JOB> Scan the listing below for the word "content" and state how many lines hold it. Write nothing but the number.

MATERIAL PROVIDED>
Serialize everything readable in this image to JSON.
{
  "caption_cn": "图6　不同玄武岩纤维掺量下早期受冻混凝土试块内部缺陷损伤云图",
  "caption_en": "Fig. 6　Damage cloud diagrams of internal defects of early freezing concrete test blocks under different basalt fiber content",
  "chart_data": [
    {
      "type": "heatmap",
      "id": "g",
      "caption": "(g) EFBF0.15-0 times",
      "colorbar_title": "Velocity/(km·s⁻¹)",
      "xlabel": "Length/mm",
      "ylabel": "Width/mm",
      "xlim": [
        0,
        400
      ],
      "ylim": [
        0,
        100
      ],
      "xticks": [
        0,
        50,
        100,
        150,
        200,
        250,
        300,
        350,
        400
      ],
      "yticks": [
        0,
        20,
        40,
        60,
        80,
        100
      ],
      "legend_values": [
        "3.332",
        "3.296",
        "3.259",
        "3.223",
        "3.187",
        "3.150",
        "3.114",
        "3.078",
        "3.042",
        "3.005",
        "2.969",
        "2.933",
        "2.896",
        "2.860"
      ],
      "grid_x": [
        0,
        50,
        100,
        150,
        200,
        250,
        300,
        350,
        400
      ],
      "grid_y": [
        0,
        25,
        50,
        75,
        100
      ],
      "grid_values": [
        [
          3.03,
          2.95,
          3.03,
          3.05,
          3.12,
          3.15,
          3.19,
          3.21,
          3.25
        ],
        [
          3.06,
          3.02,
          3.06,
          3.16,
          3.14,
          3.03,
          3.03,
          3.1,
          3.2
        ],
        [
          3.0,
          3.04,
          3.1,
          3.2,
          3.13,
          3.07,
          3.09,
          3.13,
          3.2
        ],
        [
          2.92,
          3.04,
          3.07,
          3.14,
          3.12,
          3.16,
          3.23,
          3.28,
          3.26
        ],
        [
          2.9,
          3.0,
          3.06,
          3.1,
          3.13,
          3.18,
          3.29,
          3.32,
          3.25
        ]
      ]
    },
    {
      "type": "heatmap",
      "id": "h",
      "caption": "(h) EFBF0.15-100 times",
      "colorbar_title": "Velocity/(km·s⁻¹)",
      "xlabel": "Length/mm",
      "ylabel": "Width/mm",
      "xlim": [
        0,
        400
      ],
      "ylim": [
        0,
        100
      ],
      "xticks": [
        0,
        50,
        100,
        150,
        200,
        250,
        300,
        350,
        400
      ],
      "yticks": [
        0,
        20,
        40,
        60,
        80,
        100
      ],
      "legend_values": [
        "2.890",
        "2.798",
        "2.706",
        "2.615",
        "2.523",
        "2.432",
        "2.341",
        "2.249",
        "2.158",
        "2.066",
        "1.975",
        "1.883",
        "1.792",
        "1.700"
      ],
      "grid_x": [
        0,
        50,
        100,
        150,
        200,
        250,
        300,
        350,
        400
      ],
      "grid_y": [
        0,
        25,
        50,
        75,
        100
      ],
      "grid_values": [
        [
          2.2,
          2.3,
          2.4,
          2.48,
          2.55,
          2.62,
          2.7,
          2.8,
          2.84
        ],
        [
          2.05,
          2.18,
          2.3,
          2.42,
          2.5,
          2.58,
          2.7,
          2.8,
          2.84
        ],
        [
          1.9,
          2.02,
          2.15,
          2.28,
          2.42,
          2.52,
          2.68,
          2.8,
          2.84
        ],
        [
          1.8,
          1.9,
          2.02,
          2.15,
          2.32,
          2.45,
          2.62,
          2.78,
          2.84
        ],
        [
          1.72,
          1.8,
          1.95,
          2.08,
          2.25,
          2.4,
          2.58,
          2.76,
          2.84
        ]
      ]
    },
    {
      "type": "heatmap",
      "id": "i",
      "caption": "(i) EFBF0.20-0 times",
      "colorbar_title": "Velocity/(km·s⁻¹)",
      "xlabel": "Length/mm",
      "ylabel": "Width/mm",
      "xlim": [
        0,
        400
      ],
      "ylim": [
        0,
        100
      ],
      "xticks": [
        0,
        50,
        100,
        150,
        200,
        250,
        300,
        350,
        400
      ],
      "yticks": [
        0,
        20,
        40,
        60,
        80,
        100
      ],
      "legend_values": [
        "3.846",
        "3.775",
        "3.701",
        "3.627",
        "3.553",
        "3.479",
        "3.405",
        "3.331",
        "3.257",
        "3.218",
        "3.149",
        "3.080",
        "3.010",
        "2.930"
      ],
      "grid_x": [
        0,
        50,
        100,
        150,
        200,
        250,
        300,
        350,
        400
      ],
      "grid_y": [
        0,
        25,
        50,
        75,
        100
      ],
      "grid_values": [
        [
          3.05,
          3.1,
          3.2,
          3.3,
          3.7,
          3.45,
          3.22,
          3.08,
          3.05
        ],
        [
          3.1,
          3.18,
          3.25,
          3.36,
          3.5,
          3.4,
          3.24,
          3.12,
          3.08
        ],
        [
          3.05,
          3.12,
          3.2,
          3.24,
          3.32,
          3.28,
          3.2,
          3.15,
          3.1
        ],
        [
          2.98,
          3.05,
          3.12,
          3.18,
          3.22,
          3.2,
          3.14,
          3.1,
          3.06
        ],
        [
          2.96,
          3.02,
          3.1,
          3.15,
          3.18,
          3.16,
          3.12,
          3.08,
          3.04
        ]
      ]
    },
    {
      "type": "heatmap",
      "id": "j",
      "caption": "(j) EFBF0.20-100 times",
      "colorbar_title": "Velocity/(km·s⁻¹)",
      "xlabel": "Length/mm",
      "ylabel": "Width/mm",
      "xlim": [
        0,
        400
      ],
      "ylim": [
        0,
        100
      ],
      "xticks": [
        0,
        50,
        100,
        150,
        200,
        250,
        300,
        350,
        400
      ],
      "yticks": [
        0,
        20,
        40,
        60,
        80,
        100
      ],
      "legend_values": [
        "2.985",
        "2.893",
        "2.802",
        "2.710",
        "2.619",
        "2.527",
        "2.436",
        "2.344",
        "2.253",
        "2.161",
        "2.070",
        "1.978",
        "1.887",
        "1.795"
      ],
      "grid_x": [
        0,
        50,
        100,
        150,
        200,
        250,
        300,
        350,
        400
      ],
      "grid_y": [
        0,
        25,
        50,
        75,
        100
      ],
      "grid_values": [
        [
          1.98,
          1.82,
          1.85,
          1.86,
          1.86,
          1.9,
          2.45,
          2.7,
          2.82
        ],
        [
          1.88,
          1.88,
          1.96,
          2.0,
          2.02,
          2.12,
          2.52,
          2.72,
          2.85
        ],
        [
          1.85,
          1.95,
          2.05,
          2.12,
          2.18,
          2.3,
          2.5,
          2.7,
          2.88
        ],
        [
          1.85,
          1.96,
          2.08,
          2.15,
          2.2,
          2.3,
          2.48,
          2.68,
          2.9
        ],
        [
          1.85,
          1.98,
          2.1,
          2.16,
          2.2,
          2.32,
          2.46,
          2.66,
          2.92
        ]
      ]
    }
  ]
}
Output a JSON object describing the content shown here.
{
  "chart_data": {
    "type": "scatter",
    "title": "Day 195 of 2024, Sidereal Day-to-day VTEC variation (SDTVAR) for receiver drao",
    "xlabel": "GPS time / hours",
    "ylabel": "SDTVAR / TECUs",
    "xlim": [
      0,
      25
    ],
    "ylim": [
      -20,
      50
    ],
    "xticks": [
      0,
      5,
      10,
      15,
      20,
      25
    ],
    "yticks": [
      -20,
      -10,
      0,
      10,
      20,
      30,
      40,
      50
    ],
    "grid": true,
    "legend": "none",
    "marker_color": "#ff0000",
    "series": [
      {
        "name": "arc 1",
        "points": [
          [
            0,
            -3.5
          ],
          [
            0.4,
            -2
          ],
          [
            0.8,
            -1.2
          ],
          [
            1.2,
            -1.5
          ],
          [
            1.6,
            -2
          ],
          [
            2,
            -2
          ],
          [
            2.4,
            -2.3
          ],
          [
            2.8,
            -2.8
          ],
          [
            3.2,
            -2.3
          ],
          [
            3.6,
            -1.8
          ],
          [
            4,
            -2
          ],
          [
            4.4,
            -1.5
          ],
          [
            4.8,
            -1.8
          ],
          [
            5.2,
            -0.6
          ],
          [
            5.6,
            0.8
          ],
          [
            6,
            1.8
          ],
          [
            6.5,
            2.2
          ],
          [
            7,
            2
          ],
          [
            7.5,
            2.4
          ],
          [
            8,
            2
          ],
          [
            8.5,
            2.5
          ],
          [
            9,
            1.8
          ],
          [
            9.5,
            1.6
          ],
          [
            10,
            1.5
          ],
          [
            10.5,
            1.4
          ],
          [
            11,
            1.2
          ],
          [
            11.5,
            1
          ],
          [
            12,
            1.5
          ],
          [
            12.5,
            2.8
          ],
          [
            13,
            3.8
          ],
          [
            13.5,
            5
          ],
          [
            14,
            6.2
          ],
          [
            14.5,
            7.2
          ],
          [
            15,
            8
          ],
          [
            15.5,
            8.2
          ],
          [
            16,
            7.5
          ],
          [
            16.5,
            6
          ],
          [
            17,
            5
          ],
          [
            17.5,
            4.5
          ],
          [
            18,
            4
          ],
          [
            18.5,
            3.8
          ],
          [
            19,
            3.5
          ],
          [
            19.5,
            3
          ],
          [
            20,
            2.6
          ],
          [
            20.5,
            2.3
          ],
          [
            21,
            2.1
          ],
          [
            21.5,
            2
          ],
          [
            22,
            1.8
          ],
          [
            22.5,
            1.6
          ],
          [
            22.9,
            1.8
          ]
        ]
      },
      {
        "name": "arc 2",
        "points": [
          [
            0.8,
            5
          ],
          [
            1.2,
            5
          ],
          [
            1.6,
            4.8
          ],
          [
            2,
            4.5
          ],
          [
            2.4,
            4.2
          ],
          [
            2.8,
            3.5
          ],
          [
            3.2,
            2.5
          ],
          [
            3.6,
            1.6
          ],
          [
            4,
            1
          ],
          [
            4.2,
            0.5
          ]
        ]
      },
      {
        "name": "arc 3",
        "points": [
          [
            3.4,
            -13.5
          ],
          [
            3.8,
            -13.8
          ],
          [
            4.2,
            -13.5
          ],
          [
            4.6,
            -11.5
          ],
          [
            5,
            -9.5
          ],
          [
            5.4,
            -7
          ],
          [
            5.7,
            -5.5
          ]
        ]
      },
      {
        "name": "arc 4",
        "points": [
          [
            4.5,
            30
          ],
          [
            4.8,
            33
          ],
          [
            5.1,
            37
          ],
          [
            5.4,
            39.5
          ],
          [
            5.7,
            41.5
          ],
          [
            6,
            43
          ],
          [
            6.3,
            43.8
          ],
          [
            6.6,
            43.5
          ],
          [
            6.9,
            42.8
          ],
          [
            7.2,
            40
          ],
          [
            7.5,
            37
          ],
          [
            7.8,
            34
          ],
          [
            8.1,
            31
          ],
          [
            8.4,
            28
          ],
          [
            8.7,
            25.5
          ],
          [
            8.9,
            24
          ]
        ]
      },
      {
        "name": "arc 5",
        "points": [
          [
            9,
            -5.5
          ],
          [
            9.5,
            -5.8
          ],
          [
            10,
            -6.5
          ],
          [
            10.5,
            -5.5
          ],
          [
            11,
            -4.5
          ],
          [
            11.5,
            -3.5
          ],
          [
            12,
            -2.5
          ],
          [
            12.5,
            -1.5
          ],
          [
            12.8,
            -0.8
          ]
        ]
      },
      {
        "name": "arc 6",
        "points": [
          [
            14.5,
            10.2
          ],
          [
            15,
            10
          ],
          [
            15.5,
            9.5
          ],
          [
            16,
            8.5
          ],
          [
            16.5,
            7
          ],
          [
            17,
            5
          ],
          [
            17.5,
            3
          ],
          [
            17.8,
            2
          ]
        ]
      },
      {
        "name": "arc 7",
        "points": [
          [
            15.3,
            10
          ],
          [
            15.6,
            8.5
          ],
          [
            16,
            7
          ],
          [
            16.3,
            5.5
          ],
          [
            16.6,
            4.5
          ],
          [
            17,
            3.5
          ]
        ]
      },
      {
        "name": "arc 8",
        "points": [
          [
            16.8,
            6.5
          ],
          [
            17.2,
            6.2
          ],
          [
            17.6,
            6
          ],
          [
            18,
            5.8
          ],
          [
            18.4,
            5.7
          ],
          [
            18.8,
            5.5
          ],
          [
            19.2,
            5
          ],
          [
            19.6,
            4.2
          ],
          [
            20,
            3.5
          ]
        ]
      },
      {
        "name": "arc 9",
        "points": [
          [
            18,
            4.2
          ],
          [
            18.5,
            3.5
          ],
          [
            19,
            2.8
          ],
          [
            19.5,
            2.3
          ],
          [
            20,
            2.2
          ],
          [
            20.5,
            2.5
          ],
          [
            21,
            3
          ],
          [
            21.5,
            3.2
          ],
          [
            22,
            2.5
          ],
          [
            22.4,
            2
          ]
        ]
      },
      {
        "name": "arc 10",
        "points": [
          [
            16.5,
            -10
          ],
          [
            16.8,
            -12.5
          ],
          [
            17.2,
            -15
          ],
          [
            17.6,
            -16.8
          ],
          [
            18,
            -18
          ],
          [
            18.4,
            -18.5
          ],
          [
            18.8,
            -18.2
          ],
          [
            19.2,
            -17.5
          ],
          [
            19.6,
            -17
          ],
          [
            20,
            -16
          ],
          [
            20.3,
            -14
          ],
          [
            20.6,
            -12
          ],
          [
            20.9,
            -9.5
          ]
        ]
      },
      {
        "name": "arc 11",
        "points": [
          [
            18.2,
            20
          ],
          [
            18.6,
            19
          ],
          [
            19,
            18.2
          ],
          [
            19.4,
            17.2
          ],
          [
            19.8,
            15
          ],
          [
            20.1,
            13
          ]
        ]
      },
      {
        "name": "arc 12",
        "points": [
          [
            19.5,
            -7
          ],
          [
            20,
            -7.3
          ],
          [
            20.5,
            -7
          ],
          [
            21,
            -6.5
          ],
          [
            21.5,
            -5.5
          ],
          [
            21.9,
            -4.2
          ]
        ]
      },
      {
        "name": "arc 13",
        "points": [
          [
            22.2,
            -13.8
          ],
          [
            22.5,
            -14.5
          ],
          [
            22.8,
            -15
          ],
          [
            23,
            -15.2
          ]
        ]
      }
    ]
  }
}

SOLUTION FOR THIS TASK> 2